PROVIDED DATA:
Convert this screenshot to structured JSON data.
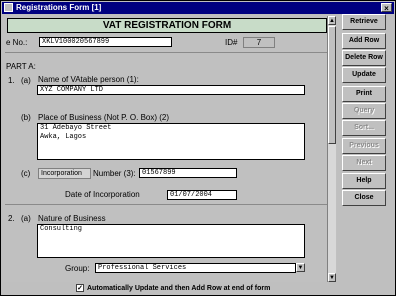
{
  "window": {
    "title": "Registrations Form [1]",
    "close_glyph": "×"
  },
  "form": {
    "heading": "VAT REGISTRATION FORM",
    "ref_label": "e No.:",
    "ref_value": "XKLV100020567899",
    "id_label": "ID#",
    "id_value": "7",
    "part_a": "PART A:",
    "q1_num": "1.",
    "q1a_marker": "(a)",
    "q1a_label": "Name of VAtable person (1):",
    "q1a_value": "XYZ COMPANY LTD",
    "q1b_marker": "(b)",
    "q1b_label": "Place of Business (Not P. O. Box) (2)",
    "q1b_value": "31 Adebayo Street\nAwka, Lagos",
    "q1c_marker": "(c)",
    "q1c_type": "Incorporation",
    "q1c_label": "Number (3):",
    "q1c_value": "01567899",
    "q1c_date_label": "Date of Incorporation",
    "q1c_date_value": "01/07/2004",
    "q2_num": "2.",
    "q2a_marker": "(a)",
    "q2a_label": "Nature of Business",
    "q2a_value": "Consulting",
    "group_label": "Group:",
    "group_value": "Professional Services"
  },
  "side_buttons": [
    {
      "label": "Retrieve",
      "enabled": true
    },
    {
      "label": "Add Row",
      "enabled": true
    },
    {
      "label": "Delete Row",
      "enabled": true
    },
    {
      "label": "Update",
      "enabled": true
    },
    {
      "label": "Print",
      "enabled": true
    },
    {
      "label": "Query",
      "enabled": false
    },
    {
      "label": "Sort...",
      "enabled": false
    },
    {
      "label": "Previous",
      "enabled": false
    },
    {
      "label": "Next",
      "enabled": false
    },
    {
      "label": "Help",
      "enabled": true
    },
    {
      "label": "Close",
      "enabled": true
    }
  ],
  "bottom_checkbox": {
    "label": "Automatically Update and then Add Row at end of form",
    "checked": true,
    "mark": "✓"
  },
  "scroll_glyphs": {
    "up": "▲",
    "down": "▼",
    "combo": "▼"
  }
}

TASK BRIEF: Collect the lines of the records that include the string "Update".

EXPECTED ANSWER:
      "label": "Update",
    "label": "Automatically Update and then Add Row at end of form",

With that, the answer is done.